Requirements:
Leave out the images and repeat the listing below without a single change.

[Items from a data source]
#####

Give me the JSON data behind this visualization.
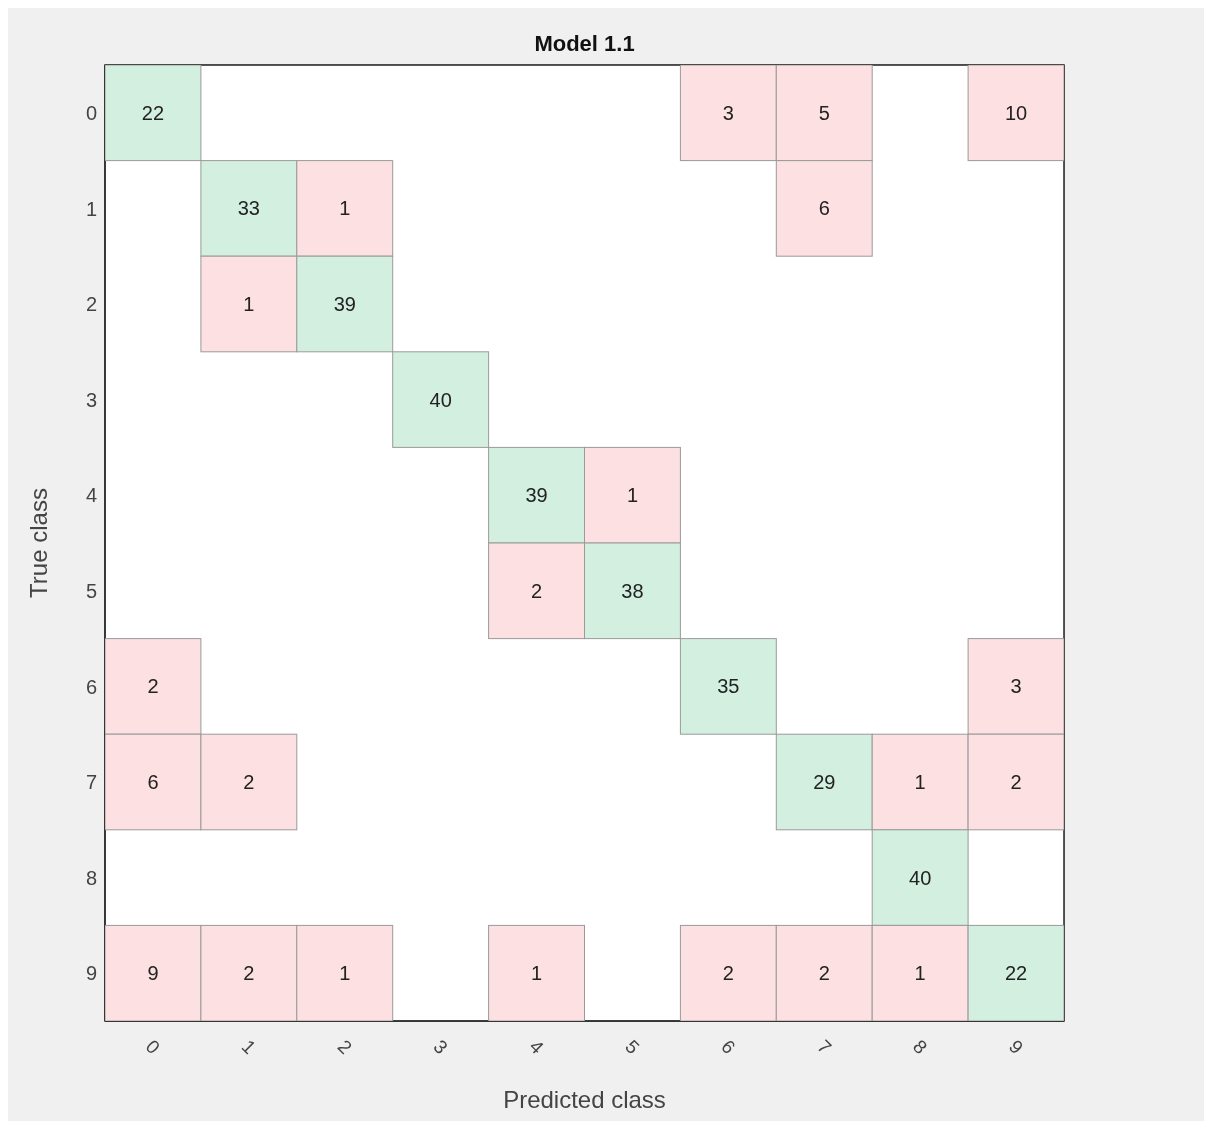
{
  "chart_data": {
    "type": "heatmap",
    "title": "Model 1.1",
    "xlabel": "Predicted class",
    "ylabel": "True class",
    "categories": [
      "0",
      "1",
      "2",
      "3",
      "4",
      "5",
      "6",
      "7",
      "8",
      "9"
    ],
    "y_categories": [
      "0",
      "1",
      "2",
      "3",
      "4",
      "5",
      "6",
      "7",
      "8",
      "9"
    ],
    "colors": [
      "#d3efe0",
      "#fde0e1"
    ],
    "data_labels": true,
    "cells": [
      [
        22,
        null,
        null,
        null,
        null,
        null,
        3,
        5,
        null,
        10
      ],
      [
        null,
        33,
        1,
        null,
        null,
        null,
        null,
        6,
        null,
        null
      ],
      [
        null,
        1,
        39,
        null,
        null,
        null,
        null,
        null,
        null,
        null
      ],
      [
        null,
        null,
        null,
        40,
        null,
        null,
        null,
        null,
        null,
        null
      ],
      [
        null,
        null,
        null,
        null,
        39,
        1,
        null,
        null,
        null,
        null
      ],
      [
        null,
        null,
        null,
        null,
        2,
        38,
        null,
        null,
        null,
        null
      ],
      [
        2,
        null,
        null,
        null,
        null,
        null,
        35,
        null,
        null,
        3
      ],
      [
        6,
        2,
        null,
        null,
        null,
        null,
        null,
        29,
        1,
        2
      ],
      [
        null,
        null,
        null,
        null,
        null,
        null,
        null,
        null,
        40,
        null
      ],
      [
        9,
        2,
        1,
        null,
        1,
        null,
        2,
        2,
        1,
        22
      ]
    ]
  }
}
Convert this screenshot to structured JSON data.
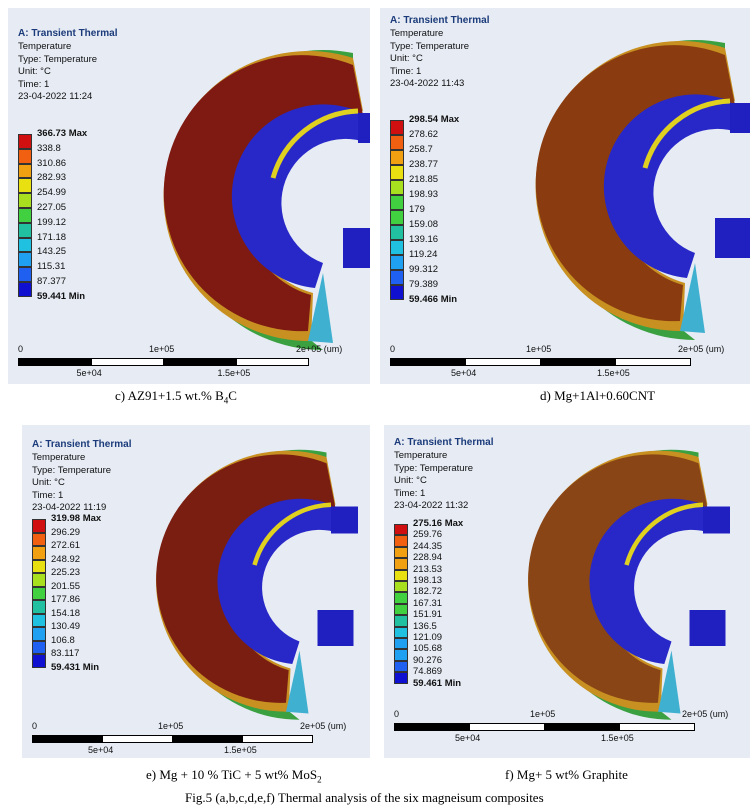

#####

In response:
Give me the JSON data behind this visualization.
{
  "chart_data": {
    "type": "heatmap",
    "title": "Model 1.1",
    "xlabel": "Predicted class",
    "ylabel": "True class",
    "categories": [
      "0",
      "1",
      "2",
      "3",
      "4",
      "5",
      "6",
      "7",
      "8",
      "9"
    ],
    "y_categories": [
      "0",
      "1",
      "2",
      "3",
      "4",
      "5",
      "6",
      "7",
      "8",
      "9"
    ],
    "colors": [
      "#d3efe0",
      "#fde0e1"
    ],
    "data_labels": true,
    "cells": [
      [
        22,
        null,
        null,
        null,
        null,
        null,
        3,
        5,
        null,
        10
      ],
      [
        null,
        33,
        1,
        null,
        null,
        null,
        null,
        6,
        null,
        null
      ],
      [
        null,
        1,
        39,
        null,
        null,
        null,
        null,
        null,
        null,
        null
      ],
      [
        null,
        null,
        null,
        40,
        null,
        null,
        null,
        null,
        null,
        null
      ],
      [
        null,
        null,
        null,
        null,
        39,
        1,
        null,
        null,
        null,
        null
      ],
      [
        null,
        null,
        null,
        null,
        2,
        38,
        null,
        null,
        null,
        null
      ],
      [
        2,
        null,
        null,
        null,
        null,
        null,
        35,
        null,
        null,
        3
      ],
      [
        6,
        2,
        null,
        null,
        null,
        null,
        null,
        29,
        1,
        2
      ],
      [
        null,
        null,
        null,
        null,
        null,
        null,
        null,
        null,
        40,
        null
      ],
      [
        9,
        2,
        1,
        null,
        1,
        null,
        2,
        2,
        1,
        22
      ]
    ]
  }
}
Convert this screenshot to structured JSON data.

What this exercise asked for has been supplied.